# Record extracts start

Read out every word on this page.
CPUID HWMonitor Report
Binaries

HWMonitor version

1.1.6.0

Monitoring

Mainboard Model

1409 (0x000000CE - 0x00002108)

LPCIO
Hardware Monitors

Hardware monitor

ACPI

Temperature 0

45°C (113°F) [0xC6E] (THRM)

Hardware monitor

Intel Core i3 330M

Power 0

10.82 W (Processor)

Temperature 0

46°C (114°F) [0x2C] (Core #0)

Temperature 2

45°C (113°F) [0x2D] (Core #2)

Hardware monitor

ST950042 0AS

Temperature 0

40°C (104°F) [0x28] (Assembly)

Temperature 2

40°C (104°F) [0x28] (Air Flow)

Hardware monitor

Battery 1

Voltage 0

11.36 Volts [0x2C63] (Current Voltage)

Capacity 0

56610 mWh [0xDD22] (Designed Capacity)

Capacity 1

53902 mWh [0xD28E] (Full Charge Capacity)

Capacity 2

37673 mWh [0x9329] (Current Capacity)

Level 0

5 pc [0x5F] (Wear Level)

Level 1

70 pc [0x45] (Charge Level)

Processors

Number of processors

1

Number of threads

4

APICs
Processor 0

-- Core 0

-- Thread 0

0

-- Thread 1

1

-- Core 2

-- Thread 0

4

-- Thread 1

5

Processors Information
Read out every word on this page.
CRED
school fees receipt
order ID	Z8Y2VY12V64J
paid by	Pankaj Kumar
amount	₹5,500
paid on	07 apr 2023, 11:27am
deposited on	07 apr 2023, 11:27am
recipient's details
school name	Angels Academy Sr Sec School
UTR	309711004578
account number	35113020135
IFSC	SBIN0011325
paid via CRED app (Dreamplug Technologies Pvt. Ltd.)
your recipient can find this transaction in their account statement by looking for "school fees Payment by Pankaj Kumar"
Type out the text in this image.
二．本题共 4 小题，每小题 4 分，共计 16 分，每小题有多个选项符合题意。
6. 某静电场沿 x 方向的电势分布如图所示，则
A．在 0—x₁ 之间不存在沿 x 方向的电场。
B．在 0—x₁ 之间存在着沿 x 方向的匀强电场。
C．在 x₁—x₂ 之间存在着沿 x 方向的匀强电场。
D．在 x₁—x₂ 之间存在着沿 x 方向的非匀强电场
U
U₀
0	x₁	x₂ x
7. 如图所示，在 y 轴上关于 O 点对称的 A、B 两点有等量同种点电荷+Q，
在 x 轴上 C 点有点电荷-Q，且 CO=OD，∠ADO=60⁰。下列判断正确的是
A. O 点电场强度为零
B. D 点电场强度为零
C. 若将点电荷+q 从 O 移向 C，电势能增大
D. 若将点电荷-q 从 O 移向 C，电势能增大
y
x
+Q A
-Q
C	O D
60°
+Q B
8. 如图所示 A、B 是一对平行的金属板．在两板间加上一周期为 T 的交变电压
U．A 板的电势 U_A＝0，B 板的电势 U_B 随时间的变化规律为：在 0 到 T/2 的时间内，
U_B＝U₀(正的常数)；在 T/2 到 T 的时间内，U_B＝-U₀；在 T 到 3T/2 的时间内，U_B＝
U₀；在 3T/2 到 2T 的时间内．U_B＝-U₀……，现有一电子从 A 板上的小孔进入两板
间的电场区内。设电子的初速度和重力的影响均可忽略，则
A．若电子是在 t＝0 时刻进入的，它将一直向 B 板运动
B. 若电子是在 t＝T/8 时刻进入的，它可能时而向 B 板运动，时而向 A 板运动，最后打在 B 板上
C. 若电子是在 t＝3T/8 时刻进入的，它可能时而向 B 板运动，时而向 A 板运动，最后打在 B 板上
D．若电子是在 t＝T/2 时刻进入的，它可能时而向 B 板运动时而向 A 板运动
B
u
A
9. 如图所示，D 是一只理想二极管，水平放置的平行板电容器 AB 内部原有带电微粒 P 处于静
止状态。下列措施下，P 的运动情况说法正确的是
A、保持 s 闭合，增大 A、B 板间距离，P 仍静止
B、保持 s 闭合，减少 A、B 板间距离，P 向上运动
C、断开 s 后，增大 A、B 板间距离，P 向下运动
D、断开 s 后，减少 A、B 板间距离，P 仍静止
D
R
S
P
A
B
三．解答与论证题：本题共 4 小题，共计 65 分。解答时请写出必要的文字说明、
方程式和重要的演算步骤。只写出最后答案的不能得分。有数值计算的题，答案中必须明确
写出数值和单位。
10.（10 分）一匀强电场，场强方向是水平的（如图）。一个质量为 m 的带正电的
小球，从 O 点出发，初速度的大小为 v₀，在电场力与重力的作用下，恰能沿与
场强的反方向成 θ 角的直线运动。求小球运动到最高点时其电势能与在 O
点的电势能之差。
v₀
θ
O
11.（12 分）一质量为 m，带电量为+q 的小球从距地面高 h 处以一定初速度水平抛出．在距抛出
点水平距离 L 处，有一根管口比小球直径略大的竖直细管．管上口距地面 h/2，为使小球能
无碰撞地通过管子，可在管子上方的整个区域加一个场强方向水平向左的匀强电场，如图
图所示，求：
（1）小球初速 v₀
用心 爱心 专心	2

# Record extracts end

● **What to do**: Type out the full listing again, exactly as given.

● **Task response**:
Read out every word on this page.
CPUID HWMonitor Report
Binaries

HWMonitor version

1.1.6.0

Monitoring

Mainboard Model

1409 (0x000000CE - 0x00002108)

LPCIO
Hardware Monitors

Hardware monitor

ACPI

Temperature 0

45°C (113°F) [0xC6E] (THRM)

Hardware monitor

Intel Core i3 330M

Power 0

10.82 W (Processor)

Temperature 0

46°C (114°F) [0x2C] (Core #0)

Temperature 2

45°C (113°F) [0x2D] (Core #2)

Hardware monitor

ST950042 0AS

Temperature 0

40°C (104°F) [0x28] (Assembly)

Temperature 2

40°C (104°F) [0x28] (Air Flow)

Hardware monitor

Battery 1

Voltage 0

11.36 Volts [0x2C63] (Current Voltage)

Capacity 0

56610 mWh [0xDD22] (Designed Capacity)

Capacity 1

53902 mWh [0xD28E] (Full Charge Capacity)

Capacity 2

37673 mWh [0x9329] (Current Capacity)

Level 0

5 pc [0x5F] (Wear Level)

Level 1

70 pc [0x45] (Charge Level)

Processors

Number of processors

1

Number of threads

4

APICs
Processor 0

-- Core 0

-- Thread 0

0

-- Thread 1

1

-- Core 2

-- Thread 0

4

-- Thread 1

5

Processors Information
Read out every word on this page.
CRED
school fees receipt
order ID	Z8Y2VY12V64J
paid by	Pankaj Kumar
amount	₹5,500
paid on	07 apr 2023, 11:27am
deposited on	07 apr 2023, 11:27am
recipient's details
school name	Angels Academy Sr Sec School
UTR	309711004578
account number	35113020135
IFSC	SBIN0011325
paid via CRED app (Dreamplug Technologies Pvt. Ltd.)
your recipient can find this transaction in their account statement by looking for "school fees Payment by Pankaj Kumar"
Type out the text in this image.
二．本题共 4 小题，每小题 4 分，共计 16 分，每小题有多个选项符合题意。
6. 某静电场沿 x 方向的电势分布如图所示，则
A．在 0—x₁ 之间不存在沿 x 方向的电场。
B．在 0—x₁ 之间存在着沿 x 方向的匀强电场。
C．在 x₁—x₂ 之间存在着沿 x 方向的匀强电场。
D．在 x₁—x₂ 之间存在着沿 x 方向的非匀强电场
U
U₀
0	x₁	x₂ x
7. 如图所示，在 y 轴上关于 O 点对称的 A、B 两点有等量同种点电荷+Q，
在 x 轴上 C 点有点电荷-Q，且 CO=OD，∠ADO=60⁰。下列判断正确的是
A. O 点电场强度为零
B. D 点电场强度为零
C. 若将点电荷+q 从 O 移向 C，电势能增大
D. 若将点电荷-q 从 O 移向 C，电势能增大
y
x
+Q A
-Q
C	O D
60°
+Q B
8. 如图所示 A、B 是一对平行的金属板．在两板间加上一周期为 T 的交变电压
U．A 板的电势 U_A＝0，B 板的电势 U_B 随时间的变化规律为：在 0 到 T/2 的时间内，
U_B＝U₀(正的常数)；在 T/2 到 T 的时间内，U_B＝-U₀；在 T 到 3T/2 的时间内，U_B＝
U₀；在 3T/2 到 2T 的时间内．U_B＝-U₀……，现有一电子从 A 板上的小孔进入两板
间的电场区内。设电子的初速度和重力的影响均可忽略，则
A．若电子是在 t＝0 时刻进入的，它将一直向 B 板运动
B. 若电子是在 t＝T/8 时刻进入的，它可能时而向 B 板运动，时而向 A 板运动，最后打在 B 板上
C. 若电子是在 t＝3T/8 时刻进入的，它可能时而向 B 板运动，时而向 A 板运动，最后打在 B 板上
D．若电子是在 t＝T/2 时刻进入的，它可能时而向 B 板运动时而向 A 板运动
B
u
A
9. 如图所示，D 是一只理想二极管，水平放置的平行板电容器 AB 内部原有带电微粒 P 处于静
止状态。下列措施下，P 的运动情况说法正确的是
A、保持 s 闭合，增大 A、B 板间距离，P 仍静止
B、保持 s 闭合，减少 A、B 板间距离，P 向上运动
C、断开 s 后，增大 A、B 板间距离，P 向下运动
D、断开 s 后，减少 A、B 板间距离，P 仍静止
D
R
S
P
A
B
三．解答与论证题：本题共 4 小题，共计 65 分。解答时请写出必要的文字说明、
方程式和重要的演算步骤。只写出最后答案的不能得分。有数值计算的题，答案中必须明确
写出数值和单位。
10.（10 分）一匀强电场，场强方向是水平的（如图）。一个质量为 m 的带正电的
小球，从 O 点出发，初速度的大小为 v₀，在电场力与重力的作用下，恰能沿与
场强的反方向成 θ 角的直线运动。求小球运动到最高点时其电势能与在 O
点的电势能之差。
v₀
θ
O
11.（12 分）一质量为 m，带电量为+q 的小球从距地面高 h 处以一定初速度水平抛出．在距抛出
点水平距离 L 处，有一根管口比小球直径略大的竖直细管．管上口距地面 h/2，为使小球能
无碰撞地通过管子，可在管子上方的整个区域加一个场强方向水平向左的匀强电场，如图
图所示，求：
（1）小球初速 v₀
用心 爱心 专心	2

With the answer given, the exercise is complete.